• REQUIREMENT: Repeat each entry as written, dropping any picture you find.

##########

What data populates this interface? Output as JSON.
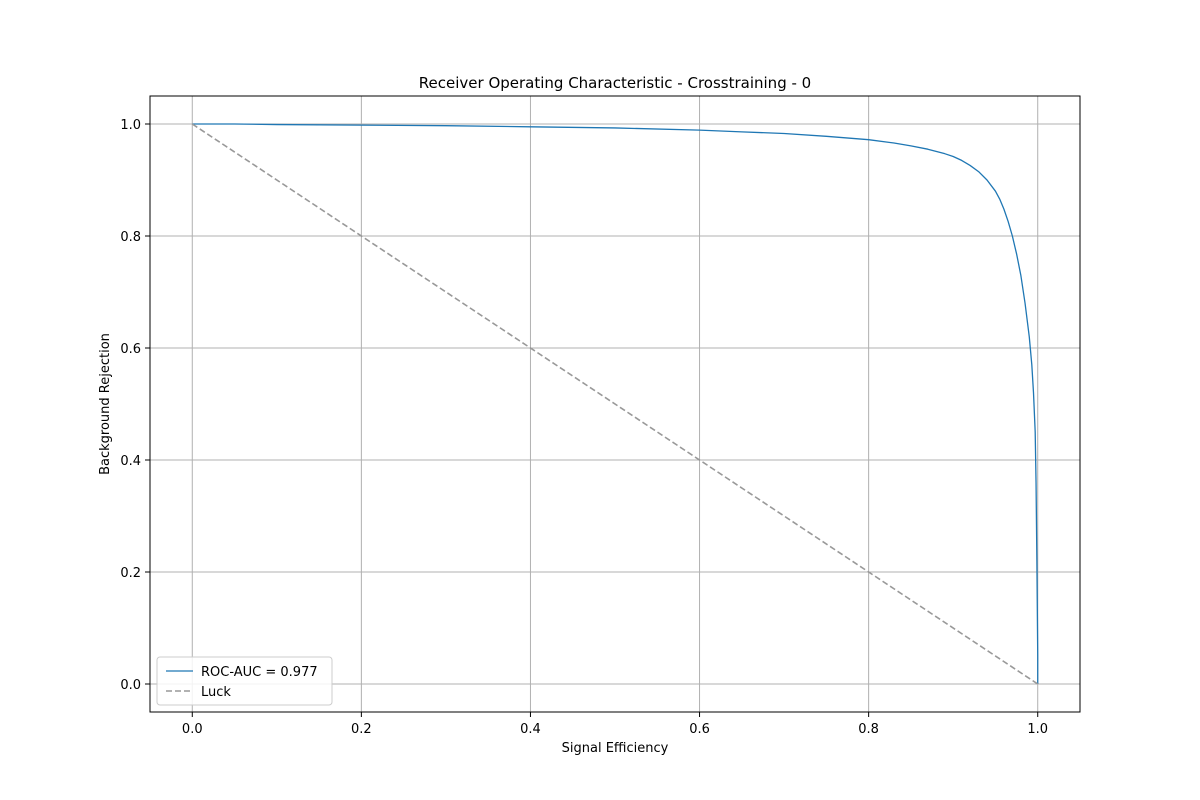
{
  "chart_data": {
    "type": "line",
    "title": "Receiver Operating Characteristic - Crosstraining - 0",
    "xlabel": "Signal Efficiency",
    "ylabel": "Background Rejection",
    "xlim": [
      -0.05,
      1.05
    ],
    "ylim": [
      -0.05,
      1.05
    ],
    "x_ticks": [
      0.0,
      0.2,
      0.4,
      0.6,
      0.8,
      1.0
    ],
    "y_ticks": [
      0.0,
      0.2,
      0.4,
      0.6,
      0.8,
      1.0
    ],
    "x_tick_labels": [
      "0.0",
      "0.2",
      "0.4",
      "0.6",
      "0.8",
      "1.0"
    ],
    "y_tick_labels": [
      "0.0",
      "0.2",
      "0.4",
      "0.6",
      "0.8",
      "1.0"
    ],
    "grid": true,
    "legend_position": "lower-left",
    "series": [
      {
        "name": "ROC-AUC = 0.977",
        "color": "#1f77b4",
        "style": "solid",
        "x": [
          0.0,
          0.05,
          0.1,
          0.2,
          0.3,
          0.4,
          0.5,
          0.6,
          0.65,
          0.7,
          0.75,
          0.8,
          0.83,
          0.85,
          0.87,
          0.89,
          0.9,
          0.91,
          0.92,
          0.93,
          0.94,
          0.95,
          0.955,
          0.96,
          0.965,
          0.97,
          0.975,
          0.98,
          0.985,
          0.99,
          0.993,
          0.995,
          0.997,
          0.998,
          0.999,
          1.0,
          1.0
        ],
        "y": [
          1.0,
          1.0,
          0.999,
          0.998,
          0.997,
          0.995,
          0.993,
          0.989,
          0.986,
          0.983,
          0.978,
          0.972,
          0.966,
          0.961,
          0.955,
          0.947,
          0.942,
          0.935,
          0.926,
          0.915,
          0.9,
          0.88,
          0.866,
          0.848,
          0.826,
          0.8,
          0.768,
          0.73,
          0.68,
          0.62,
          0.57,
          0.52,
          0.45,
          0.36,
          0.22,
          0.05,
          0.0
        ]
      },
      {
        "name": "Luck",
        "color": "#999999",
        "style": "dashed",
        "x": [
          0.0,
          1.0
        ],
        "y": [
          1.0,
          0.0
        ]
      }
    ]
  }
}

##########

• RESULT FOR THIS TASK:
What data populates this interface? Output as JSON.
{
  "chart_data": {
    "type": "line",
    "title": "Receiver Operating Characteristic - Crosstraining - 0",
    "xlabel": "Signal Efficiency",
    "ylabel": "Background Rejection",
    "xlim": [
      -0.05,
      1.05
    ],
    "ylim": [
      -0.05,
      1.05
    ],
    "x_ticks": [
      0.0,
      0.2,
      0.4,
      0.6,
      0.8,
      1.0
    ],
    "y_ticks": [
      0.0,
      0.2,
      0.4,
      0.6,
      0.8,
      1.0
    ],
    "x_tick_labels": [
      "0.0",
      "0.2",
      "0.4",
      "0.6",
      "0.8",
      "1.0"
    ],
    "y_tick_labels": [
      "0.0",
      "0.2",
      "0.4",
      "0.6",
      "0.8",
      "1.0"
    ],
    "grid": true,
    "legend_position": "lower-left",
    "series": [
      {
        "name": "ROC-AUC = 0.977",
        "color": "#1f77b4",
        "style": "solid",
        "x": [
          0.0,
          0.05,
          0.1,
          0.2,
          0.3,
          0.4,
          0.5,
          0.6,
          0.65,
          0.7,
          0.75,
          0.8,
          0.83,
          0.85,
          0.87,
          0.89,
          0.9,
          0.91,
          0.92,
          0.93,
          0.94,
          0.95,
          0.955,
          0.96,
          0.965,
          0.97,
          0.975,
          0.98,
          0.985,
          0.99,
          0.993,
          0.995,
          0.997,
          0.998,
          0.999,
          1.0,
          1.0
        ],
        "y": [
          1.0,
          1.0,
          0.999,
          0.998,
          0.997,
          0.995,
          0.993,
          0.989,
          0.986,
          0.983,
          0.978,
          0.972,
          0.966,
          0.961,
          0.955,
          0.947,
          0.942,
          0.935,
          0.926,
          0.915,
          0.9,
          0.88,
          0.866,
          0.848,
          0.826,
          0.8,
          0.768,
          0.73,
          0.68,
          0.62,
          0.57,
          0.52,
          0.45,
          0.36,
          0.22,
          0.05,
          0.0
        ]
      },
      {
        "name": "Luck",
        "color": "#999999",
        "style": "dashed",
        "x": [
          0.0,
          1.0
        ],
        "y": [
          1.0,
          0.0
        ]
      }
    ]
  }
}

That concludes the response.